Problem requirements: Look through the material below for "Operacional". Copy every line that contains it.

▽

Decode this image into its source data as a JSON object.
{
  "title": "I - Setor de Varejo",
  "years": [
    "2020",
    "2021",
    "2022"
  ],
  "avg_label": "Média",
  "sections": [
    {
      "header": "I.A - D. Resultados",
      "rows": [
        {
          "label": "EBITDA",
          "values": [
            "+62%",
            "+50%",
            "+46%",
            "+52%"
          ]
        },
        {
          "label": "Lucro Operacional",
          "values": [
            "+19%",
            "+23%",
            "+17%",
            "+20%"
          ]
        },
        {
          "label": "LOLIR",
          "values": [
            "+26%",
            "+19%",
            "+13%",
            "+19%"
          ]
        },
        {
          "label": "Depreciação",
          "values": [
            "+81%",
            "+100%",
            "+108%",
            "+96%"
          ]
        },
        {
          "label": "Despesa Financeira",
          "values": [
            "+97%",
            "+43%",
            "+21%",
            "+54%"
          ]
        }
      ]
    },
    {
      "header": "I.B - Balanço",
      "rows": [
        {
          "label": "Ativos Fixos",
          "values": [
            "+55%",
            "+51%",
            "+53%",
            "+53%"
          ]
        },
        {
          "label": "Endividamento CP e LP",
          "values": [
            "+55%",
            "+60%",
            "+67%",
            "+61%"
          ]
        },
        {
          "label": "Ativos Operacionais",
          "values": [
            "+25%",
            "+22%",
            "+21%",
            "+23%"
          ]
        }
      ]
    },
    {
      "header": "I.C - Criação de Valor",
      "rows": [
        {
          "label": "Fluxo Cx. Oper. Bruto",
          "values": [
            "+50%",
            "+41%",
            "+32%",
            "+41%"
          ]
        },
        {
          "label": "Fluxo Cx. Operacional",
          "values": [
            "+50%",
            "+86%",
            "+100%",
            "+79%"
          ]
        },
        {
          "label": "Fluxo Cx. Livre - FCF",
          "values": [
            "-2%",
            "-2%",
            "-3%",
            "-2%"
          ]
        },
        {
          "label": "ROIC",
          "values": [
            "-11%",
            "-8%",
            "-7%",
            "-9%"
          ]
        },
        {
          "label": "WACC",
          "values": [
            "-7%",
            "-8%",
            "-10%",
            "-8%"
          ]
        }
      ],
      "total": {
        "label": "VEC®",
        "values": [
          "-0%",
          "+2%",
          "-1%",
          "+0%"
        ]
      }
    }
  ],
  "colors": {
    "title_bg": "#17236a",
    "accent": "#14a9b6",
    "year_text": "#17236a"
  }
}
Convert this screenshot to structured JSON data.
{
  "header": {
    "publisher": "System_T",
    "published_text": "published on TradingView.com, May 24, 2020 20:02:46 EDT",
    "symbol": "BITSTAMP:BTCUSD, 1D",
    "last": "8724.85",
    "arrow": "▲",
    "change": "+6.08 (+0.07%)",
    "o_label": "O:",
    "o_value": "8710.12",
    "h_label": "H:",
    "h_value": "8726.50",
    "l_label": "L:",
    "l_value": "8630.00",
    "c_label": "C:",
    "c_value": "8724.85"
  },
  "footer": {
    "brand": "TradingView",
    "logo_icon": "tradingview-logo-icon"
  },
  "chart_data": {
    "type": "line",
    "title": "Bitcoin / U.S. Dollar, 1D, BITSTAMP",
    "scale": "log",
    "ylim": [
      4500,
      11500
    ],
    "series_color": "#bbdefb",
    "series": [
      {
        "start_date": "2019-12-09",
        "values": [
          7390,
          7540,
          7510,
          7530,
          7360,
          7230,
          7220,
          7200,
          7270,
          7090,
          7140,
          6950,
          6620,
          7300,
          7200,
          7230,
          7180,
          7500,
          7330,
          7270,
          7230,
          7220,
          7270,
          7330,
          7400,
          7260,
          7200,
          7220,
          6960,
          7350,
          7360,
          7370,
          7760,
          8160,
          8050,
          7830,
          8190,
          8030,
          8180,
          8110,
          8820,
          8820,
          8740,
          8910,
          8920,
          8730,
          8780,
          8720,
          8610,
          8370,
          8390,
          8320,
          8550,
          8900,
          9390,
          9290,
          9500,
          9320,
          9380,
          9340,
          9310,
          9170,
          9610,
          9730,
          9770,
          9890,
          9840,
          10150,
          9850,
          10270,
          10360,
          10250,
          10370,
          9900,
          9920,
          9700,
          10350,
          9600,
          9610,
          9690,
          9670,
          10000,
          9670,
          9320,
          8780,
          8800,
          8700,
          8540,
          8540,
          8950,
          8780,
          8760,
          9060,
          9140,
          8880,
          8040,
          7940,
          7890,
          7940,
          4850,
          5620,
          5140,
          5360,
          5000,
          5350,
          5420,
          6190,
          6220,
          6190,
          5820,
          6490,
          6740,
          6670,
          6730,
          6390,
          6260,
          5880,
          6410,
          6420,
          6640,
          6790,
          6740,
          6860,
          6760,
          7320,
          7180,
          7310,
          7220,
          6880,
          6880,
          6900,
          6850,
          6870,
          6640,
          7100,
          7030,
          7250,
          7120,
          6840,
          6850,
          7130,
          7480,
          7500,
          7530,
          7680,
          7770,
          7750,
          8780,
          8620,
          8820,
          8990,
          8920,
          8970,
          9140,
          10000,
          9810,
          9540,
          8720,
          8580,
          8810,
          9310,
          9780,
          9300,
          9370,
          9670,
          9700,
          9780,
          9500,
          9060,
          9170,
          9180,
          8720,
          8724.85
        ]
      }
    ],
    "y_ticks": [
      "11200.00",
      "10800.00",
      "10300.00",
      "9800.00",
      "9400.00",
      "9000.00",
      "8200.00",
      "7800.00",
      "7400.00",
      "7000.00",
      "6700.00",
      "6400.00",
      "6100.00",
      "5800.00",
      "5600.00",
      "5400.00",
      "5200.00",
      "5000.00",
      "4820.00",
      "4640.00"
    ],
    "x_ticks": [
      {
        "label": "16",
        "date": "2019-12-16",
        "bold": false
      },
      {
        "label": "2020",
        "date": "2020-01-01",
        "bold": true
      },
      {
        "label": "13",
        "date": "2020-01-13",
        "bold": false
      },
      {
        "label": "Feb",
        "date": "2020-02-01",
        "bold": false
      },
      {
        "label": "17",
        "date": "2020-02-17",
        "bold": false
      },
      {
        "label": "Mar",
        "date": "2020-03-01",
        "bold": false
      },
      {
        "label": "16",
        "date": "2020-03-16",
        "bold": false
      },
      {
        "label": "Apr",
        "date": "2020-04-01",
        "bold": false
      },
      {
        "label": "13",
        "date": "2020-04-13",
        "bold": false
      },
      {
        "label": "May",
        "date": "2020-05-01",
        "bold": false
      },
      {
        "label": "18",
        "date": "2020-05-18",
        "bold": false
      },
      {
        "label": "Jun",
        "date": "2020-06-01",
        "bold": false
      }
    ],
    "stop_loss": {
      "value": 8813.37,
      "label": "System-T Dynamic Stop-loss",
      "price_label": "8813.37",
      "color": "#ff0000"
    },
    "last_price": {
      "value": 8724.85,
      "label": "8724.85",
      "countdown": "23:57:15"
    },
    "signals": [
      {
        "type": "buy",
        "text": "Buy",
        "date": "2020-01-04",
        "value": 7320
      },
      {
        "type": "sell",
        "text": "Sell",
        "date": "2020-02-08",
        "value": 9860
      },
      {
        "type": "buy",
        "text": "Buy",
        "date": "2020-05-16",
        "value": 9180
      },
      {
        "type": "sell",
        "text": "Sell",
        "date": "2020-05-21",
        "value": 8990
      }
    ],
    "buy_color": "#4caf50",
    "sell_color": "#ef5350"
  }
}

△

Written answer:
          "label": "Lucro Operacional",
          "label": "Fluxo Cx. Operacional",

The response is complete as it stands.